[Chart and figure data]

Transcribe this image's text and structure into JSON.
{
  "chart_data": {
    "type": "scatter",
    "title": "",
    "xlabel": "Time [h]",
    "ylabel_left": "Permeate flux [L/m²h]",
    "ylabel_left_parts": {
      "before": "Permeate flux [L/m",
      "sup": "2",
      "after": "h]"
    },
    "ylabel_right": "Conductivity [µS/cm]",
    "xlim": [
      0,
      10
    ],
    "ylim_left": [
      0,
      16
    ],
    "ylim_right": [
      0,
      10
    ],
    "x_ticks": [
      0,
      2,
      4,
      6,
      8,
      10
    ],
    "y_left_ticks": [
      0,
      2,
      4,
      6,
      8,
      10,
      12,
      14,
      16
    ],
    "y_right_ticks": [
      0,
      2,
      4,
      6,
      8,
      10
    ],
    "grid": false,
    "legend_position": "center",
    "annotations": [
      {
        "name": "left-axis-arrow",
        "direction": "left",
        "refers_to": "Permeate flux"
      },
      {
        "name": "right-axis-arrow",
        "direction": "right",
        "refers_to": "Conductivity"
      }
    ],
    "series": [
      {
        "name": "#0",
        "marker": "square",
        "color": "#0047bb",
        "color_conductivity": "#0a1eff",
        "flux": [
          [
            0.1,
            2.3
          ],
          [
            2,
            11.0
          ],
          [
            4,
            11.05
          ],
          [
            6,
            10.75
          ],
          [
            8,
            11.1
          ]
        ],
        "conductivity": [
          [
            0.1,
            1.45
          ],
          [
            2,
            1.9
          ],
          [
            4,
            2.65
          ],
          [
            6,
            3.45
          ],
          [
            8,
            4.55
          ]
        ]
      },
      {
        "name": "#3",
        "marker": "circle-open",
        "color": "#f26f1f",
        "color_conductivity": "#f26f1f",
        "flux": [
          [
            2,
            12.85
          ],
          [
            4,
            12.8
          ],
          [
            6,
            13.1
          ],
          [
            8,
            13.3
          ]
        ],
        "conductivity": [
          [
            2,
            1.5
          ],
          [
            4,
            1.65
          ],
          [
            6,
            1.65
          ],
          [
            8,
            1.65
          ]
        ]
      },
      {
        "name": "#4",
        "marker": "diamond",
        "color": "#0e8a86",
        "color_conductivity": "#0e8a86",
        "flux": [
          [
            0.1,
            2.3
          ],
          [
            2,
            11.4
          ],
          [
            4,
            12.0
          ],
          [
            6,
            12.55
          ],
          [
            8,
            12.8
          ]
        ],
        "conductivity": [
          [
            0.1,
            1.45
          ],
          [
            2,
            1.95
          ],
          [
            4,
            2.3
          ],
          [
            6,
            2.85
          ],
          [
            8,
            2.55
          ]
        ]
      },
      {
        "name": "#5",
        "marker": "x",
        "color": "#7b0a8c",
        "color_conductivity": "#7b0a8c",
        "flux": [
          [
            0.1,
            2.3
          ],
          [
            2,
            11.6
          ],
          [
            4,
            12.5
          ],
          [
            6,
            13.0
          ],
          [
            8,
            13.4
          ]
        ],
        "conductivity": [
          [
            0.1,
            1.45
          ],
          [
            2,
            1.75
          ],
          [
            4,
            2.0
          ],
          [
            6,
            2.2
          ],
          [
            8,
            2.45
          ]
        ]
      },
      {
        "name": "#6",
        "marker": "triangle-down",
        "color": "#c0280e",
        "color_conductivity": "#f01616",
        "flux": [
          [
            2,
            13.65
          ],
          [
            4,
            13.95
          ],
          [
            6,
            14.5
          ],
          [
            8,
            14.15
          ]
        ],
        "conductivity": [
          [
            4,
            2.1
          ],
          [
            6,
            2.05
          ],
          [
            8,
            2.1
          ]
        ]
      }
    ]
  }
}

• **WORK INSTRUCTIONS**:
Copy out the full set of records precisely, leaving nothing out.

• **THE OUTPUT**:
Transcribe this image's text and structure into JSON.
{
  "chart_data": {
    "type": "scatter",
    "title": "",
    "xlabel": "Time [h]",
    "ylabel_left": "Permeate flux [L/m²h]",
    "ylabel_left_parts": {
      "before": "Permeate flux [L/m",
      "sup": "2",
      "after": "h]"
    },
    "ylabel_right": "Conductivity [µS/cm]",
    "xlim": [
      0,
      10
    ],
    "ylim_left": [
      0,
      16
    ],
    "ylim_right": [
      0,
      10
    ],
    "x_ticks": [
      0,
      2,
      4,
      6,
      8,
      10
    ],
    "y_left_ticks": [
      0,
      2,
      4,
      6,
      8,
      10,
      12,
      14,
      16
    ],
    "y_right_ticks": [
      0,
      2,
      4,
      6,
      8,
      10
    ],
    "grid": false,
    "legend_position": "center",
    "annotations": [
      {
        "name": "left-axis-arrow",
        "direction": "left",
        "refers_to": "Permeate flux"
      },
      {
        "name": "right-axis-arrow",
        "direction": "right",
        "refers_to": "Conductivity"
      }
    ],
    "series": [
      {
        "name": "#0",
        "marker": "square",
        "color": "#0047bb",
        "color_conductivity": "#0a1eff",
        "flux": [
          [
            0.1,
            2.3
          ],
          [
            2,
            11.0
          ],
          [
            4,
            11.05
          ],
          [
            6,
            10.75
          ],
          [
            8,
            11.1
          ]
        ],
        "conductivity": [
          [
            0.1,
            1.45
          ],
          [
            2,
            1.9
          ],
          [
            4,
            2.65
          ],
          [
            6,
            3.45
          ],
          [
            8,
            4.55
          ]
        ]
      },
      {
        "name": "#3",
        "marker": "circle-open",
        "color": "#f26f1f",
        "color_conductivity": "#f26f1f",
        "flux": [
          [
            2,
            12.85
          ],
          [
            4,
            12.8
          ],
          [
            6,
            13.1
          ],
          [
            8,
            13.3
          ]
        ],
        "conductivity": [
          [
            2,
            1.5
          ],
          [
            4,
            1.65
          ],
          [
            6,
            1.65
          ],
          [
            8,
            1.65
          ]
        ]
      },
      {
        "name": "#4",
        "marker": "diamond",
        "color": "#0e8a86",
        "color_conductivity": "#0e8a86",
        "flux": [
          [
            0.1,
            2.3
          ],
          [
            2,
            11.4
          ],
          [
            4,
            12.0
          ],
          [
            6,
            12.55
          ],
          [
            8,
            12.8
          ]
        ],
        "conductivity": [
          [
            0.1,
            1.45
          ],
          [
            2,
            1.95
          ],
          [
            4,
            2.3
          ],
          [
            6,
            2.85
          ],
          [
            8,
            2.55
          ]
        ]
      },
      {
        "name": "#5",
        "marker": "x",
        "color": "#7b0a8c",
        "color_conductivity": "#7b0a8c",
        "flux": [
          [
            0.1,
            2.3
          ],
          [
            2,
            11.6
          ],
          [
            4,
            12.5
          ],
          [
            6,
            13.0
          ],
          [
            8,
            13.4
          ]
        ],
        "conductivity": [
          [
            0.1,
            1.45
          ],
          [
            2,
            1.75
          ],
          [
            4,
            2.0
          ],
          [
            6,
            2.2
          ],
          [
            8,
            2.45
          ]
        ]
      },
      {
        "name": "#6",
        "marker": "triangle-down",
        "color": "#c0280e",
        "color_conductivity": "#f01616",
        "flux": [
          [
            2,
            13.65
          ],
          [
            4,
            13.95
          ],
          [
            6,
            14.5
          ],
          [
            8,
            14.15
          ]
        ],
        "conductivity": [
          [
            4,
            2.1
          ],
          [
            6,
            2.05
          ],
          [
            8,
            2.1
          ]
        ]
      }
    ]
  }
}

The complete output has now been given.